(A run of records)
·····

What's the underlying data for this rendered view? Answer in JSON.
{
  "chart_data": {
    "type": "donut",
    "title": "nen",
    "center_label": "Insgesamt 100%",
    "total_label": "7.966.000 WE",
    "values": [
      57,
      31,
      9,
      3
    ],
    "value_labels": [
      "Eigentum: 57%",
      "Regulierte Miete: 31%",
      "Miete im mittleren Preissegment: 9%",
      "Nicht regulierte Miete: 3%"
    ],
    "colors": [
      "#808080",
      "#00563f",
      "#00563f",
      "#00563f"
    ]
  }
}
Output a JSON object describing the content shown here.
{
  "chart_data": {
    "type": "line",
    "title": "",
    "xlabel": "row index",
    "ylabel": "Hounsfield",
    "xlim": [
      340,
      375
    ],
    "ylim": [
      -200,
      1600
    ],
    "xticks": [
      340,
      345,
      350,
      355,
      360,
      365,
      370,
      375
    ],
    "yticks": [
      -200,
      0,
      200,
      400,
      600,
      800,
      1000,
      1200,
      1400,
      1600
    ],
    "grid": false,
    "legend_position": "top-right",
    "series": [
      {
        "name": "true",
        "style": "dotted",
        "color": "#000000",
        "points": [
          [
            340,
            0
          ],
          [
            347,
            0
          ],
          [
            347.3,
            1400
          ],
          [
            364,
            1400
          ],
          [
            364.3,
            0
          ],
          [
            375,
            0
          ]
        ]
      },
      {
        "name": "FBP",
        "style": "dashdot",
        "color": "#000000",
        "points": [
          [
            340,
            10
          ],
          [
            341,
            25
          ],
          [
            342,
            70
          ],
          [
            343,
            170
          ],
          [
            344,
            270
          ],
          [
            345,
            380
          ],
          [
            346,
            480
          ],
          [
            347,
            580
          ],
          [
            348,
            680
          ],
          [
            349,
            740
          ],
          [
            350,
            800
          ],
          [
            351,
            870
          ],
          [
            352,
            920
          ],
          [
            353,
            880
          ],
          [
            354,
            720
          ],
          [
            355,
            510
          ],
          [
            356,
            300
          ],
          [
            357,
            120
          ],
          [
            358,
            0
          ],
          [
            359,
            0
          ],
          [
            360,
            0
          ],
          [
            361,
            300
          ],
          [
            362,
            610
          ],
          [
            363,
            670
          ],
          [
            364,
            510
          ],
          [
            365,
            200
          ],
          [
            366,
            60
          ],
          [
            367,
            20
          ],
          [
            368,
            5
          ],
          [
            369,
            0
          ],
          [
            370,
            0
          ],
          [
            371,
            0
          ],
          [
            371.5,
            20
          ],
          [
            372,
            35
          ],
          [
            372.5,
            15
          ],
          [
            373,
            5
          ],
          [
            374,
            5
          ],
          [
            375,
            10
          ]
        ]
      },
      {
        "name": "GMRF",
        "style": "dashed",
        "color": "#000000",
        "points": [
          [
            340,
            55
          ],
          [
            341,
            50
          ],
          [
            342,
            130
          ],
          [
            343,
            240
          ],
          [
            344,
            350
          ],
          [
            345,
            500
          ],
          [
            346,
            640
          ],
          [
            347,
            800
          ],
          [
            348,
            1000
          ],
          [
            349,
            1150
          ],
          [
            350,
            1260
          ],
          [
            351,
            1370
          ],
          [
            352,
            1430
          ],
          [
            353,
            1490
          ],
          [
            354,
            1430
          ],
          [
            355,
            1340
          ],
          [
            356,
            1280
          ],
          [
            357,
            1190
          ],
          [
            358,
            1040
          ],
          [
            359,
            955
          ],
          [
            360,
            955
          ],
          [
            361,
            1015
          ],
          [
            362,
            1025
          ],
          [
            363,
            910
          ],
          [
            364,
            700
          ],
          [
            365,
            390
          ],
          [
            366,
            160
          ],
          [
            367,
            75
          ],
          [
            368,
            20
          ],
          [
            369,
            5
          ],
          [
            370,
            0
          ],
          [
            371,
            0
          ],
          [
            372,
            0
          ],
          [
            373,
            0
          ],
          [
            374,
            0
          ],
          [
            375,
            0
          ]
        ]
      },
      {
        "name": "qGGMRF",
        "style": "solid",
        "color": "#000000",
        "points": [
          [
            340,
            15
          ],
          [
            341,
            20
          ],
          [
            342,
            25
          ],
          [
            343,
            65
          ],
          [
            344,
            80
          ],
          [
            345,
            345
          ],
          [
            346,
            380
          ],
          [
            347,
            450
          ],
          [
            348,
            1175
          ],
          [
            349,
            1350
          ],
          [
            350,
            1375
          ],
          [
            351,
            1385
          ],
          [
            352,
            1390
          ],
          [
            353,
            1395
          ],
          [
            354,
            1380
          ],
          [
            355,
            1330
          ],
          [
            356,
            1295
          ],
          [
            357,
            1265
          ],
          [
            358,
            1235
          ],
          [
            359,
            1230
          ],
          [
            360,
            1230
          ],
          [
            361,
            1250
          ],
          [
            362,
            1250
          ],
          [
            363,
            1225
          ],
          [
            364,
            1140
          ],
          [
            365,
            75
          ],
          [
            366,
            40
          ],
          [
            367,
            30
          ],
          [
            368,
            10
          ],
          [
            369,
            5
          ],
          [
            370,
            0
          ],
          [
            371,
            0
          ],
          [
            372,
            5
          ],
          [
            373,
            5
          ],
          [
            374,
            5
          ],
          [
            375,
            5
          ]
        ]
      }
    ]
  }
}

·····

• [YOUR GOAL]: Pick out every line above that holds the word "Miete" and copy it.

• [ANSWER TO THIS PROBLEM]:
      "Regulierte Miete: 31%",
      "Miete im mittleren Preissegment: 9%",
      "Nicht regulierte Miete: 3%"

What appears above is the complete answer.